TASK STATEMENT
The data follows this line. Copy verbatim the line with "Parse this screenshot: output" and each line after it to the end.

RECORDED INFORMATION
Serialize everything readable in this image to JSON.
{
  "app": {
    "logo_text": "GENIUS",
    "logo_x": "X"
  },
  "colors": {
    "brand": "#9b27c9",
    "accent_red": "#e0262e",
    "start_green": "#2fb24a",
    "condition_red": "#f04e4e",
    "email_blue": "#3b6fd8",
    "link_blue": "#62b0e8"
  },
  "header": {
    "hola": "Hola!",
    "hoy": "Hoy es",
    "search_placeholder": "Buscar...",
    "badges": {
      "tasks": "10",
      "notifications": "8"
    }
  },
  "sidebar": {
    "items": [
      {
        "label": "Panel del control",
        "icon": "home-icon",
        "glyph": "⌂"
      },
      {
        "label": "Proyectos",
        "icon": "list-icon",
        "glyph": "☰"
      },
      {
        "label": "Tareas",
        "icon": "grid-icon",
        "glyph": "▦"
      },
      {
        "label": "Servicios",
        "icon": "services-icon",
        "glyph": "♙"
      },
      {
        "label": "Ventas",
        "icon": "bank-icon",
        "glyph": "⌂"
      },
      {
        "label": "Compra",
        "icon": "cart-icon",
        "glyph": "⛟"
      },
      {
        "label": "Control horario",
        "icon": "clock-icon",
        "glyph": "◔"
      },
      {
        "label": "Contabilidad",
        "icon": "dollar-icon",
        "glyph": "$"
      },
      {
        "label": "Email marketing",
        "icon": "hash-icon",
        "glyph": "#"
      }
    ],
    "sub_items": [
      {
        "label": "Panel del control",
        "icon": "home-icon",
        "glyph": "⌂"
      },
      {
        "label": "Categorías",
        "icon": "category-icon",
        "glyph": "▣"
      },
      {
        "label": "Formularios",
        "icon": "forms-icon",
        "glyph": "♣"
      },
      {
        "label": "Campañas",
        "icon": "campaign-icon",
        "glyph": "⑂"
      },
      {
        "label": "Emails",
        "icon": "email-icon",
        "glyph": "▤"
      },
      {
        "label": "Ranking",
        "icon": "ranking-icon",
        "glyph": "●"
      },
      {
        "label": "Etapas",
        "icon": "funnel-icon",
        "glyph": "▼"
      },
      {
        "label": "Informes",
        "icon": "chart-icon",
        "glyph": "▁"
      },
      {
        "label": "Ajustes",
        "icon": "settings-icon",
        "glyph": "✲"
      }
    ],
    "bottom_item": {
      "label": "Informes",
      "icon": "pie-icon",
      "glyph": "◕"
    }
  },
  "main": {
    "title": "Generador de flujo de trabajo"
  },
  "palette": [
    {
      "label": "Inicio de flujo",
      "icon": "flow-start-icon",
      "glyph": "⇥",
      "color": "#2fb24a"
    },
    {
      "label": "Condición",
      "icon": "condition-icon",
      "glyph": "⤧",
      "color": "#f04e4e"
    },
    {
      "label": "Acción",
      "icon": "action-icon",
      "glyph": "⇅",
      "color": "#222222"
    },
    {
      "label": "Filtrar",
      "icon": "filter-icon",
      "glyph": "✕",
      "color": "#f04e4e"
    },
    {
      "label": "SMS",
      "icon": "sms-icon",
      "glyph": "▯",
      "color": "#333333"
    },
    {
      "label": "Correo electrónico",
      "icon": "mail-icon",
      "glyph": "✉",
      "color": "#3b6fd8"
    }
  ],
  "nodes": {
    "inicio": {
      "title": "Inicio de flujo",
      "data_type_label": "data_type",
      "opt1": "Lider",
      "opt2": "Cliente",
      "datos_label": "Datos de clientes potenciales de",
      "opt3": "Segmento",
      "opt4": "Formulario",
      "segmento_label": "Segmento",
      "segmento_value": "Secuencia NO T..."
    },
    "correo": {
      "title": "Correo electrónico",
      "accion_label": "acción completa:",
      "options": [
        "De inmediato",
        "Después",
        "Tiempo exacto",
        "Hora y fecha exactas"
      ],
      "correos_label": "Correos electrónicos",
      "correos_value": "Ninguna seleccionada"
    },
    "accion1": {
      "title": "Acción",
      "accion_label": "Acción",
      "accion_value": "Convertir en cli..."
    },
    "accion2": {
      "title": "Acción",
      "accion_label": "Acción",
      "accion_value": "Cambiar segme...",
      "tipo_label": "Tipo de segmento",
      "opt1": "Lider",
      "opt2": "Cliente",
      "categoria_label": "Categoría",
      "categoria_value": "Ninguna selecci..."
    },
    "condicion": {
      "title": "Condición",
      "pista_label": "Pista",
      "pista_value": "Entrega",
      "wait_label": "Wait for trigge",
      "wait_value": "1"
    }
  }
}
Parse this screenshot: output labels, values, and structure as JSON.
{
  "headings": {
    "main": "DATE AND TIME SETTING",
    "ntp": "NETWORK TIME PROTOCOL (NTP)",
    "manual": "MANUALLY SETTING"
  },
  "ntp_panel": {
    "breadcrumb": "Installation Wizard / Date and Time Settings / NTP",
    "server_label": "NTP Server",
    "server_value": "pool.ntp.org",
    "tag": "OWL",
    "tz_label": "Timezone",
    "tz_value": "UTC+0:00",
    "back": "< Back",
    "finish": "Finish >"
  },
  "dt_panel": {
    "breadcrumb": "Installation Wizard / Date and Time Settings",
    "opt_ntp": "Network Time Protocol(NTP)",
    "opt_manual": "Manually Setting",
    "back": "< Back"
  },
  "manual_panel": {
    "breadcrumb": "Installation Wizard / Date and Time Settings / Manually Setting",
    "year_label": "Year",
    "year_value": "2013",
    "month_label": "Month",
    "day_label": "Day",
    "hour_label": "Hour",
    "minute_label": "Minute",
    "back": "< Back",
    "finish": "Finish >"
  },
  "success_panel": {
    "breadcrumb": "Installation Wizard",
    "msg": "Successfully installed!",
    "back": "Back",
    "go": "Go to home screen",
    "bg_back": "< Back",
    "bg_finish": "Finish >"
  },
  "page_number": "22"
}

THE COMPLETED TASK
Parse this screenshot: output labels, values, and structure as JSON.
{
  "headings": {
    "main": "DATE AND TIME SETTING",
    "ntp": "NETWORK TIME PROTOCOL (NTP)",
    "manual": "MANUALLY SETTING"
  },
  "ntp_panel": {
    "breadcrumb": "Installation Wizard / Date and Time Settings / NTP",
    "server_label": "NTP Server",
    "server_value": "pool.ntp.org",
    "tag": "OWL",
    "tz_label": "Timezone",
    "tz_value": "UTC+0:00",
    "back": "< Back",
    "finish": "Finish >"
  },
  "dt_panel": {
    "breadcrumb": "Installation Wizard / Date and Time Settings",
    "opt_ntp": "Network Time Protocol(NTP)",
    "opt_manual": "Manually Setting",
    "back": "< Back"
  },
  "manual_panel": {
    "breadcrumb": "Installation Wizard / Date and Time Settings / Manually Setting",
    "year_label": "Year",
    "year_value": "2013",
    "month_label": "Month",
    "day_label": "Day",
    "hour_label": "Hour",
    "minute_label": "Minute",
    "back": "< Back",
    "finish": "Finish >"
  },
  "success_panel": {
    "breadcrumb": "Installation Wizard",
    "msg": "Successfully installed!",
    "back": "Back",
    "go": "Go to home screen",
    "bg_back": "< Back",
    "bg_finish": "Finish >"
  },
  "page_number": "22"
}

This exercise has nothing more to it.